Copy the records verbatim, beginning with the first line and stopping after the line that contains "fit-menu-line: hranolkami a".

Rows of the dataset
+ + + + +

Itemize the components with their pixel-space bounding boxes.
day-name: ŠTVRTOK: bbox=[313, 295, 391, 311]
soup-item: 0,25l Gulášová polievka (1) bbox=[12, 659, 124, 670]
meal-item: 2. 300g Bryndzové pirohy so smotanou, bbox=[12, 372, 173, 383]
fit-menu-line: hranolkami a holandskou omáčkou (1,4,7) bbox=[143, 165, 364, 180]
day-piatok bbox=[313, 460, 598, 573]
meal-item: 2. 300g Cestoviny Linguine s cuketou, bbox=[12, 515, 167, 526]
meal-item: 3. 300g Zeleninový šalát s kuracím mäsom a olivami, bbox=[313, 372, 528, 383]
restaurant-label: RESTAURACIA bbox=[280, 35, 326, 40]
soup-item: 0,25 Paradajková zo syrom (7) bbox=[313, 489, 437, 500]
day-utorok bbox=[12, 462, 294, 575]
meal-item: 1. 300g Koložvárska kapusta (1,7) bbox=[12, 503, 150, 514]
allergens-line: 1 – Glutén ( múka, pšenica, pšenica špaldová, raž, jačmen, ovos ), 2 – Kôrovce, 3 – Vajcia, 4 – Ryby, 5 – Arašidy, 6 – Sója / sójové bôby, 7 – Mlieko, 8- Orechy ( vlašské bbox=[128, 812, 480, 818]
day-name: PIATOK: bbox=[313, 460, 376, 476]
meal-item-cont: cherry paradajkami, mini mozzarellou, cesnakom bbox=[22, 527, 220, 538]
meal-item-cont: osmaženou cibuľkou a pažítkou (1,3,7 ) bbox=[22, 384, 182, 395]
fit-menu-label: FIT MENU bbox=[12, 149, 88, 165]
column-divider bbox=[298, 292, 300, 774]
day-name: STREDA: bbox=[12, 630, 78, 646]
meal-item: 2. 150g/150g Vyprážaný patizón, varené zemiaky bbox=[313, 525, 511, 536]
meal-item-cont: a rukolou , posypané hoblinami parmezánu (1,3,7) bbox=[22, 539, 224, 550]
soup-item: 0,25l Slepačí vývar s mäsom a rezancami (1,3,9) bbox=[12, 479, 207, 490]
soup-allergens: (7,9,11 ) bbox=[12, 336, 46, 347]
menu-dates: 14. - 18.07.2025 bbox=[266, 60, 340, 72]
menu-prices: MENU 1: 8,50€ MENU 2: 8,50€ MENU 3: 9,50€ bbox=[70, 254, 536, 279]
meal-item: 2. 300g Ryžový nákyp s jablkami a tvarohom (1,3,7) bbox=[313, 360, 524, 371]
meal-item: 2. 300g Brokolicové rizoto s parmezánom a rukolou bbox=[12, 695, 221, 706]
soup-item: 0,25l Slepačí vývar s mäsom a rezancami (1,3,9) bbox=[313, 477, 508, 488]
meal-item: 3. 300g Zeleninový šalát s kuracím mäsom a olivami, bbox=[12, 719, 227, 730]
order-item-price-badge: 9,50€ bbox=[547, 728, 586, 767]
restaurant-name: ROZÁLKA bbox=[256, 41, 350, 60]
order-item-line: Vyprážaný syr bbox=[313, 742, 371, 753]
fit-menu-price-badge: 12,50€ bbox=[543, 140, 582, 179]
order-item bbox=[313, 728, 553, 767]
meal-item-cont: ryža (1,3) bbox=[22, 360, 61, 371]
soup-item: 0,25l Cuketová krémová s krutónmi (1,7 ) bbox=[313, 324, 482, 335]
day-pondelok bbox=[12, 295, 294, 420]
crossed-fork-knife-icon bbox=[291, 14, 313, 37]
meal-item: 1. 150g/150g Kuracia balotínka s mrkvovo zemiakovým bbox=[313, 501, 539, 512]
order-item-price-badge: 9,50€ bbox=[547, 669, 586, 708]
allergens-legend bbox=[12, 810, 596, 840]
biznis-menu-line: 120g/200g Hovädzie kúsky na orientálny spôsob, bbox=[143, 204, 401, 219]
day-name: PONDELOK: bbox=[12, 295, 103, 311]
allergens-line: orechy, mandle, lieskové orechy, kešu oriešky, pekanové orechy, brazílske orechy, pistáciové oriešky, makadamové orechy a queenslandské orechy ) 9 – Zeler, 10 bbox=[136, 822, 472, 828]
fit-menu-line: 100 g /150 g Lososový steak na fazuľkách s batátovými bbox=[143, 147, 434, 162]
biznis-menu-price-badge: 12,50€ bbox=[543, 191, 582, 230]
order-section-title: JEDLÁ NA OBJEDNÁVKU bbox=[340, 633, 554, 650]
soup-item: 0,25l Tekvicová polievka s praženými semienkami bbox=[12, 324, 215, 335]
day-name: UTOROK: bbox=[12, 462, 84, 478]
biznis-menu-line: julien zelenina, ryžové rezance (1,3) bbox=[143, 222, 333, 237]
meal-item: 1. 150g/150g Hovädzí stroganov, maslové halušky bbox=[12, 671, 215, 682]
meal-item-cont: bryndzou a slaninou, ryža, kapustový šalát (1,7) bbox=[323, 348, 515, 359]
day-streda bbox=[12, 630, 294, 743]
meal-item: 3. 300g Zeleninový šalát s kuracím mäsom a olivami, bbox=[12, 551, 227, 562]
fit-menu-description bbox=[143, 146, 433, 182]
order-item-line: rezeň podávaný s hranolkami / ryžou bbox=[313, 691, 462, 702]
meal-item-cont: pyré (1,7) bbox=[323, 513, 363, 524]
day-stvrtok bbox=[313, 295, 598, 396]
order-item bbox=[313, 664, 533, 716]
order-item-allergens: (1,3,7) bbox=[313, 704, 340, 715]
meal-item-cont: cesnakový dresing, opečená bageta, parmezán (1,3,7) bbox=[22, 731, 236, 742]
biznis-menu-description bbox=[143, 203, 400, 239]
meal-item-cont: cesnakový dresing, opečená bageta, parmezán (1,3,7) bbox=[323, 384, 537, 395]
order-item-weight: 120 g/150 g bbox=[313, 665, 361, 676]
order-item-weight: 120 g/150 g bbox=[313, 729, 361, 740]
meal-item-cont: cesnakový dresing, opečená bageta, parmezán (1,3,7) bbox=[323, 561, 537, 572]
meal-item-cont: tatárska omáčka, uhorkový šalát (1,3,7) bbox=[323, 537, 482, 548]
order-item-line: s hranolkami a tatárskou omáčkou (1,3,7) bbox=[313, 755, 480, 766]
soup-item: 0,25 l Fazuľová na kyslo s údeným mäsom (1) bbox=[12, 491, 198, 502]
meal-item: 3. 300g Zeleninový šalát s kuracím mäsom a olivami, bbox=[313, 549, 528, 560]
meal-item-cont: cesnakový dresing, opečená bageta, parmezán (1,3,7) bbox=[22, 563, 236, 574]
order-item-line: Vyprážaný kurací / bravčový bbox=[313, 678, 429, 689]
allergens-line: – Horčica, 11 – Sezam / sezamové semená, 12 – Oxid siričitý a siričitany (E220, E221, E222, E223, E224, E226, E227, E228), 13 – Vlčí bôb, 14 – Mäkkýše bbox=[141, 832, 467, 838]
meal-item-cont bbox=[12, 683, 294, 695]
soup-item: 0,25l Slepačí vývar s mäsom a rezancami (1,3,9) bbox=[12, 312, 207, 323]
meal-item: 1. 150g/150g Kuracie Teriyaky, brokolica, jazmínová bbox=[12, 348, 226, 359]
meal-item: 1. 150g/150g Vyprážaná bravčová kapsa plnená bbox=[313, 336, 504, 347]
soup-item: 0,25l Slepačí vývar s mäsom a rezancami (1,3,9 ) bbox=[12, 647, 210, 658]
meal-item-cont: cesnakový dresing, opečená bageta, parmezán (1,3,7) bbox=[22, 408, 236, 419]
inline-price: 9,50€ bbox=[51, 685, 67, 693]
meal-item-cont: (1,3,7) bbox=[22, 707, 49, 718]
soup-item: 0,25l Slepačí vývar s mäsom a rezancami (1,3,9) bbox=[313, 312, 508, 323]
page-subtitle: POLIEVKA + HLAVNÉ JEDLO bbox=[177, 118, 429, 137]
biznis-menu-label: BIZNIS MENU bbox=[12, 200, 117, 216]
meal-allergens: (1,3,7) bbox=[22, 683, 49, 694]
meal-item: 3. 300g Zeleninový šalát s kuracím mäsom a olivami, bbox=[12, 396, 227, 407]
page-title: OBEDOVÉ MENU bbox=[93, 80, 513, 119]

+ + + + +

SOLUTION
Itemize the components with their pixel-space bounding boxes.
day-name: ŠTVRTOK: bbox=[313, 295, 391, 311]
soup-item: 0,25l Gulášová polievka (1) bbox=[12, 659, 124, 670]
meal-item: 2. 300g Bryndzové pirohy so smotanou, bbox=[12, 372, 173, 383]
fit-menu-line: hranolkami a holandskou omáčkou (1,4,7) bbox=[143, 165, 364, 180]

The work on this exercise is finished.